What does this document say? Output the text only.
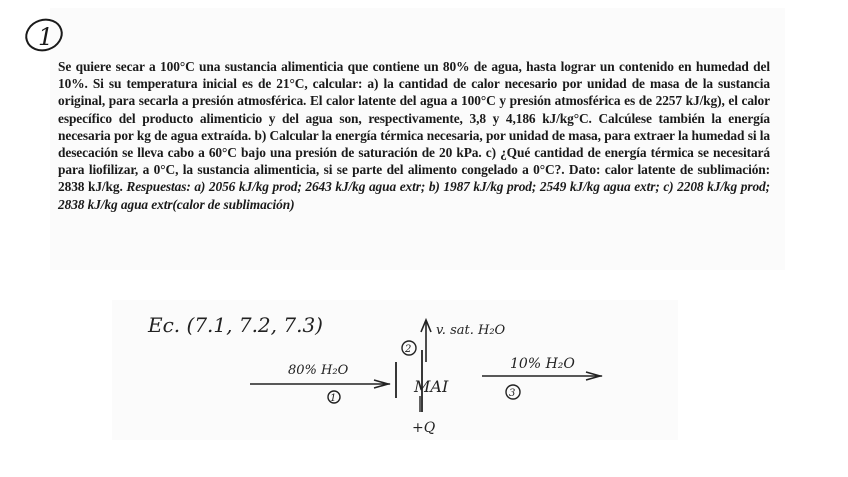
1
Se quiere secar a 100°C una sustancia alimenticia que contiene un 80% de agua, hasta lograr un contenido en humedad del 10%. Si su temperatura inicial es de 21°C, calcular: a) la cantidad de calor necesario por unidad de masa de la sustancia original, para secarla a presión atmosférica. El calor latente del agua a 100°C y presión atmosférica es de 2257 kJ/kg), el calor específico del producto alimenticio y del agua son, respectivamente, 3,8 y 4,186 kJ/kg°C. Calcúlese también la energía necesaria por kg de agua extraída. b) Calcular la energía térmica necesaria, por unidad de masa, para extraer la humedad si la desecación se lleva cabo a 60°C bajo una presión de saturación de 20 kPa. c) ¿Qué cantidad de energía térmica se necesitará para liofilizar, a 0°C, la sustancia alimenticia, si se parte del alimento congelado a 0°C?. Dato: calor latente de sublimación: 2838 kJ/kg. Respuestas: a) 2056 kJ/kg prod; 2643 kJ/kg agua extr; b) 1987 kJ/kg prod; 2549 kJ/kg agua extr; c) 2208 kJ/kg prod; 2838 kJ/kg agua extr(calor de sublimación)
Ec. (7.1, 7.2, 7.3)
80% H₂O
1
MAI
v. sat. H₂O
2
10% H₂O
3
+Q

| TASK GOAL |
Output a faithful copy of the data, with each picture left out.

| WRITTEN SOLUTION |
What does this document say? Output the text only.
1
Se quiere secar a 100°C una sustancia alimenticia que contiene un 80% de agua, hasta lograr un contenido en humedad del 10%. Si su temperatura inicial es de 21°C, calcular: a) la cantidad de calor necesario por unidad de masa de la sustancia original, para secarla a presión atmosférica. El calor latente del agua a 100°C y presión atmosférica es de 2257 kJ/kg), el calor específico del producto alimenticio y del agua son, respectivamente, 3,8 y 4,186 kJ/kg°C. Calcúlese también la energía necesaria por kg de agua extraída. b) Calcular la energía térmica necesaria, por unidad de masa, para extraer la humedad si la desecación se lleva cabo a 60°C bajo una presión de saturación de 20 kPa. c) ¿Qué cantidad de energía térmica se necesitará para liofilizar, a 0°C, la sustancia alimenticia, si se parte del alimento congelado a 0°C?. Dato: calor latente de sublimación: 2838 kJ/kg. Respuestas: a) 2056 kJ/kg prod; 2643 kJ/kg agua extr; b) 1987 kJ/kg prod; 2549 kJ/kg agua extr; c) 2208 kJ/kg prod; 2838 kJ/kg agua extr(calor de sublimación)
Ec. (7.1, 7.2, 7.3)
80% H₂O
1
MAI
v. sat. H₂O
2
10% H₂O
3
+Q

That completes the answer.